◆ **Exercise description**
Reproduce the listing below in full and without alteration, apart from its pictures.
☆ ☆ ☆
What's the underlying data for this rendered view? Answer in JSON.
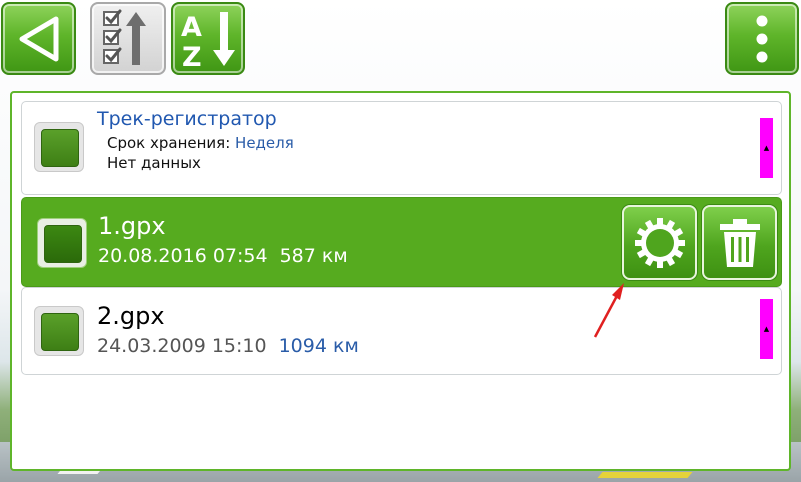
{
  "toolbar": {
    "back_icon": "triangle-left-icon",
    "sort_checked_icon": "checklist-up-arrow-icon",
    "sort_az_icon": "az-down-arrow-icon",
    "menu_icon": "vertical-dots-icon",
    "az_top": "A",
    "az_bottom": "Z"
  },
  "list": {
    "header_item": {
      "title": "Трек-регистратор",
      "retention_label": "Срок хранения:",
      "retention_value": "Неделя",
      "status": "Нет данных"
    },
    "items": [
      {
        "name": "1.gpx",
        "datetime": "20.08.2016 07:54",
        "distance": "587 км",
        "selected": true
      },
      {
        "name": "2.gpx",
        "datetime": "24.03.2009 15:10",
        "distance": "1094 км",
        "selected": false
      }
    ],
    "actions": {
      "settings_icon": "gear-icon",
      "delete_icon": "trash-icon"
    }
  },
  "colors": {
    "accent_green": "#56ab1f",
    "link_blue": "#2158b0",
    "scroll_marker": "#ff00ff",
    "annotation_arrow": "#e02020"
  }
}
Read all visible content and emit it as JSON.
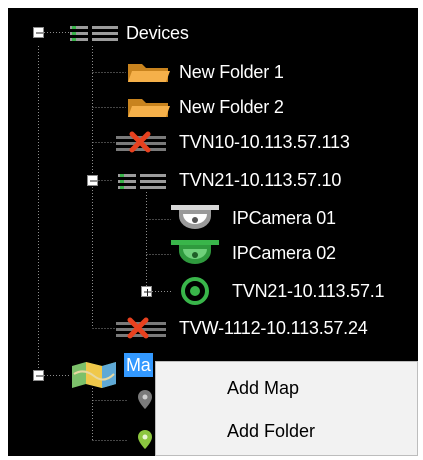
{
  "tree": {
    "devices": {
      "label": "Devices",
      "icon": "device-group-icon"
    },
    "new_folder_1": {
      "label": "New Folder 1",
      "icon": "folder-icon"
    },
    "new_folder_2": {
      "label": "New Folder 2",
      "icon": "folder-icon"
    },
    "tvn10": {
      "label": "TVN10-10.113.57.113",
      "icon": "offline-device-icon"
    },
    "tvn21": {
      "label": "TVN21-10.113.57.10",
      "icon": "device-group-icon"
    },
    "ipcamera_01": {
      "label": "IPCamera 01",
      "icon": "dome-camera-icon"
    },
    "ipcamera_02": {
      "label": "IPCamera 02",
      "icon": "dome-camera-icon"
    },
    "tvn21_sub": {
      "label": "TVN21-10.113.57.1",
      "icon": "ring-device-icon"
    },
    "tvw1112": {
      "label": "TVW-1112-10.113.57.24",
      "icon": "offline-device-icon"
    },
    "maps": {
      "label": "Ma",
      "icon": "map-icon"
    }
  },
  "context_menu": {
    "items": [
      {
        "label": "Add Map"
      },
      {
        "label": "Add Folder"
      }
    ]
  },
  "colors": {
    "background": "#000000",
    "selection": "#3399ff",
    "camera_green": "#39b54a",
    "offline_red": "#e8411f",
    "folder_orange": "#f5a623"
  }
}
☆ ☆ ☆
◆ **Task solution**
What's the underlying data for this rendered view? Answer in JSON.
{
  "toolbar": {
    "back_icon": "triangle-left-icon",
    "sort_checked_icon": "checklist-up-arrow-icon",
    "sort_az_icon": "az-down-arrow-icon",
    "menu_icon": "vertical-dots-icon",
    "az_top": "A",
    "az_bottom": "Z"
  },
  "list": {
    "header_item": {
      "title": "Трек-регистратор",
      "retention_label": "Срок хранения:",
      "retention_value": "Неделя",
      "status": "Нет данных"
    },
    "items": [
      {
        "name": "1.gpx",
        "datetime": "20.08.2016 07:54",
        "distance": "587 км",
        "selected": true
      },
      {
        "name": "2.gpx",
        "datetime": "24.03.2009 15:10",
        "distance": "1094 км",
        "selected": false
      }
    ],
    "actions": {
      "settings_icon": "gear-icon",
      "delete_icon": "trash-icon"
    }
  },
  "colors": {
    "accent_green": "#56ab1f",
    "link_blue": "#2158b0",
    "scroll_marker": "#ff00ff",
    "annotation_arrow": "#e02020"
  }
}
Read all visible content and emit it as JSON.
{
  "tree": {
    "devices": {
      "label": "Devices",
      "icon": "device-group-icon"
    },
    "new_folder_1": {
      "label": "New Folder 1",
      "icon": "folder-icon"
    },
    "new_folder_2": {
      "label": "New Folder 2",
      "icon": "folder-icon"
    },
    "tvn10": {
      "label": "TVN10-10.113.57.113",
      "icon": "offline-device-icon"
    },
    "tvn21": {
      "label": "TVN21-10.113.57.10",
      "icon": "device-group-icon"
    },
    "ipcamera_01": {
      "label": "IPCamera 01",
      "icon": "dome-camera-icon"
    },
    "ipcamera_02": {
      "label": "IPCamera 02",
      "icon": "dome-camera-icon"
    },
    "tvn21_sub": {
      "label": "TVN21-10.113.57.1",
      "icon": "ring-device-icon"
    },
    "tvw1112": {
      "label": "TVW-1112-10.113.57.24",
      "icon": "offline-device-icon"
    },
    "maps": {
      "label": "Ma",
      "icon": "map-icon"
    }
  },
  "context_menu": {
    "items": [
      {
        "label": "Add Map"
      },
      {
        "label": "Add Folder"
      }
    ]
  },
  "colors": {
    "background": "#000000",
    "selection": "#3399ff",
    "camera_green": "#39b54a",
    "offline_red": "#e8411f",
    "folder_orange": "#f5a623"
  }
}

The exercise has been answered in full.